[DATA FOR THE TASK]:
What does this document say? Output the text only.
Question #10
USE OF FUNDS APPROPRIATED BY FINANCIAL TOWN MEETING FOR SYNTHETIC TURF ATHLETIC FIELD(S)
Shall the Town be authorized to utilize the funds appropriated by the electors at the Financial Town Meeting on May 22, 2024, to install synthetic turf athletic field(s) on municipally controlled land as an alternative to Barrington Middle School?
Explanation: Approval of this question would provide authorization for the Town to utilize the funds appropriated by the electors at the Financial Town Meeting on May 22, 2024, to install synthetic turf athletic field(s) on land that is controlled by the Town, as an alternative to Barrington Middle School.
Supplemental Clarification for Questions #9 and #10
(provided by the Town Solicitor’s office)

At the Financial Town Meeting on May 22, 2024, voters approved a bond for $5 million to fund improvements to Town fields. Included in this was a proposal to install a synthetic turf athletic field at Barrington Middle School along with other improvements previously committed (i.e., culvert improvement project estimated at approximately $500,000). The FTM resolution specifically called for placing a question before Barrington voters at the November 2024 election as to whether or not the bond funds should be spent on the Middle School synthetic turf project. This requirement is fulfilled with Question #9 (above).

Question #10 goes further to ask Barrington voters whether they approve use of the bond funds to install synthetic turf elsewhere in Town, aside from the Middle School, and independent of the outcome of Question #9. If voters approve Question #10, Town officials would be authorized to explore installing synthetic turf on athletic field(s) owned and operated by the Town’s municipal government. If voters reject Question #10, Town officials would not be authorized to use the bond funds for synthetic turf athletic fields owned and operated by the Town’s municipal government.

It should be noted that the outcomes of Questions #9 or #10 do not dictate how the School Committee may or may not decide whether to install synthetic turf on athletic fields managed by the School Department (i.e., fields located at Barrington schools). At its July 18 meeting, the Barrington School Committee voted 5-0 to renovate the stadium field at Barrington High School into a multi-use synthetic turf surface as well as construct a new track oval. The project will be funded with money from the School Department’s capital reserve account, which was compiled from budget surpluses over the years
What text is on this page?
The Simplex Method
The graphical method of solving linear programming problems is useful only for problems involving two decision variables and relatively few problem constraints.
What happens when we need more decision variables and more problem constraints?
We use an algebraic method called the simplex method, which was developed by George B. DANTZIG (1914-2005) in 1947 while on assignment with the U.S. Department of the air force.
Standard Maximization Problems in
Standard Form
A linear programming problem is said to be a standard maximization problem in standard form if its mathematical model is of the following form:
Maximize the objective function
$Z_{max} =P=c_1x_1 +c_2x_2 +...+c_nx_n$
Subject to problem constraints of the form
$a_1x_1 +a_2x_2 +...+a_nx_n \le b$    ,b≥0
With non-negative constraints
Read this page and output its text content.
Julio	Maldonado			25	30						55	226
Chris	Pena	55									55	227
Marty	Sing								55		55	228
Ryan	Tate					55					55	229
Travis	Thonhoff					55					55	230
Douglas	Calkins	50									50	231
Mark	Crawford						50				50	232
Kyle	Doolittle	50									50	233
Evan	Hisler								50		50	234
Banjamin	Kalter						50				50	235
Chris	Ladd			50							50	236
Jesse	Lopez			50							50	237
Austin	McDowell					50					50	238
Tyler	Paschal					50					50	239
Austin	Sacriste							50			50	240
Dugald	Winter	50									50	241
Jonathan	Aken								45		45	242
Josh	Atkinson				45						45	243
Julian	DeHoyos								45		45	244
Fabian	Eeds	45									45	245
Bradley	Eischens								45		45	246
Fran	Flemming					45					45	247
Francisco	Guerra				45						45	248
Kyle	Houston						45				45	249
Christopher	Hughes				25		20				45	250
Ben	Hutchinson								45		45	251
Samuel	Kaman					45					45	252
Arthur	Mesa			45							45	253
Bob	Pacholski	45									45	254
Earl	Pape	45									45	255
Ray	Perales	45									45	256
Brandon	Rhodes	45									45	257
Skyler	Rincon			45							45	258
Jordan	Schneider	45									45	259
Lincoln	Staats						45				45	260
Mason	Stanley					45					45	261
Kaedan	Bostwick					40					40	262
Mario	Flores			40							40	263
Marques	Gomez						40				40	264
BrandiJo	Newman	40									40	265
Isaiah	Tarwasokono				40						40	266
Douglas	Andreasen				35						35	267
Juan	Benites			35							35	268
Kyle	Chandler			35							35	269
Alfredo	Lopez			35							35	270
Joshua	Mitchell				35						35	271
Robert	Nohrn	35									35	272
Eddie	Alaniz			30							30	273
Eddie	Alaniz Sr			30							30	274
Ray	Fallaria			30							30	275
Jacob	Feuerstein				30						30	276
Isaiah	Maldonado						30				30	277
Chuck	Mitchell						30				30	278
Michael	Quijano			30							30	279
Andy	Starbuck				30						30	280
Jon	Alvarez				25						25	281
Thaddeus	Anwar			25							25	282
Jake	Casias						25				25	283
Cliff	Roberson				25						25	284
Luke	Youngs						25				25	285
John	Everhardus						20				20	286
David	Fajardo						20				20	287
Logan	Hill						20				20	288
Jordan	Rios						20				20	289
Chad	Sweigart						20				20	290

[EXERCISE TASK]:
Each record above should be restated word for word.

[WORKED SOLUTION]:
What does this document say? Output the text only.
Question #10
USE OF FUNDS APPROPRIATED BY FINANCIAL TOWN MEETING FOR SYNTHETIC TURF ATHLETIC FIELD(S)
Shall the Town be authorized to utilize the funds appropriated by the electors at the Financial Town Meeting on May 22, 2024, to install synthetic turf athletic field(s) on municipally controlled land as an alternative to Barrington Middle School?
Explanation: Approval of this question would provide authorization for the Town to utilize the funds appropriated by the electors at the Financial Town Meeting on May 22, 2024, to install synthetic turf athletic field(s) on land that is controlled by the Town, as an alternative to Barrington Middle School.
Supplemental Clarification for Questions #9 and #10
(provided by the Town Solicitor’s office)

At the Financial Town Meeting on May 22, 2024, voters approved a bond for $5 million to fund improvements to Town fields. Included in this was a proposal to install a synthetic turf athletic field at Barrington Middle School along with other improvements previously committed (i.e., culvert improvement project estimated at approximately $500,000). The FTM resolution specifically called for placing a question before Barrington voters at the November 2024 election as to whether or not the bond funds should be spent on the Middle School synthetic turf project. This requirement is fulfilled with Question #9 (above).

Question #10 goes further to ask Barrington voters whether they approve use of the bond funds to install synthetic turf elsewhere in Town, aside from the Middle School, and independent of the outcome of Question #9. If voters approve Question #10, Town officials would be authorized to explore installing synthetic turf on athletic field(s) owned and operated by the Town’s municipal government. If voters reject Question #10, Town officials would not be authorized to use the bond funds for synthetic turf athletic fields owned and operated by the Town’s municipal government.

It should be noted that the outcomes of Questions #9 or #10 do not dictate how the School Committee may or may not decide whether to install synthetic turf on athletic fields managed by the School Department (i.e., fields located at Barrington schools). At its July 18 meeting, the Barrington School Committee voted 5-0 to renovate the stadium field at Barrington High School into a multi-use synthetic turf surface as well as construct a new track oval. The project will be funded with money from the School Department’s capital reserve account, which was compiled from budget surpluses over the years
What text is on this page?
The Simplex Method
The graphical method of solving linear programming problems is useful only for problems involving two decision variables and relatively few problem constraints.
What happens when we need more decision variables and more problem constraints?
We use an algebraic method called the simplex method, which was developed by George B. DANTZIG (1914-2005) in 1947 while on assignment with the U.S. Department of the air force.
Standard Maximization Problems in
Standard Form
A linear programming problem is said to be a standard maximization problem in standard form if its mathematical model is of the following form:
Maximize the objective function
$Z_{max} =P=c_1x_1 +c_2x_2 +...+c_nx_n$
Subject to problem constraints of the form
$a_1x_1 +a_2x_2 +...+a_nx_n \le b$    ,b≥0
With non-negative constraints
Read this page and output its text content.
Julio	Maldonado			25	30						55	226
Chris	Pena	55									55	227
Marty	Sing								55		55	228
Ryan	Tate					55					55	229
Travis	Thonhoff					55					55	230
Douglas	Calkins	50									50	231
Mark	Crawford						50				50	232
Kyle	Doolittle	50									50	233
Evan	Hisler								50		50	234
Banjamin	Kalter						50				50	235
Chris	Ladd			50							50	236
Jesse	Lopez			50							50	237
Austin	McDowell					50					50	238
Tyler	Paschal					50					50	239
Austin	Sacriste							50			50	240
Dugald	Winter	50									50	241
Jonathan	Aken								45		45	242
Josh	Atkinson				45						45	243
Julian	DeHoyos								45		45	244
Fabian	Eeds	45									45	245
Bradley	Eischens								45		45	246
Fran	Flemming					45					45	247
Francisco	Guerra				45						45	248
Kyle	Houston						45				45	249
Christopher	Hughes				25		20				45	250
Ben	Hutchinson								45		45	251
Samuel	Kaman					45					45	252
Arthur	Mesa			45							45	253
Bob	Pacholski	45									45	254
Earl	Pape	45									45	255
Ray	Perales	45									45	256
Brandon	Rhodes	45									45	257
Skyler	Rincon			45							45	258
Jordan	Schneider	45									45	259
Lincoln	Staats						45				45	260
Mason	Stanley					45					45	261
Kaedan	Bostwick					40					40	262
Mario	Flores			40							40	263
Marques	Gomez						40				40	264
BrandiJo	Newman	40									40	265
Isaiah	Tarwasokono				40						40	266
Douglas	Andreasen				35						35	267
Juan	Benites			35							35	268
Kyle	Chandler			35							35	269
Alfredo	Lopez			35							35	270
Joshua	Mitchell				35						35	271
Robert	Nohrn	35									35	272
Eddie	Alaniz			30							30	273
Eddie	Alaniz Sr			30							30	274
Ray	Fallaria			30							30	275
Jacob	Feuerstein				30						30	276
Isaiah	Maldonado						30				30	277
Chuck	Mitchell						30				30	278
Michael	Quijano			30							30	279
Andy	Starbuck				30						30	280
Jon	Alvarez				25						25	281
Thaddeus	Anwar			25							25	282
Jake	Casias						25				25	283
Cliff	Roberson				25						25	284
Luke	Youngs						25				25	285
John	Everhardus						20				20	286
David	Fajardo						20				20	287
Logan	Hill						20				20	288
Jordan	Rios						20				20	289
Chad	Sweigart						20				20	290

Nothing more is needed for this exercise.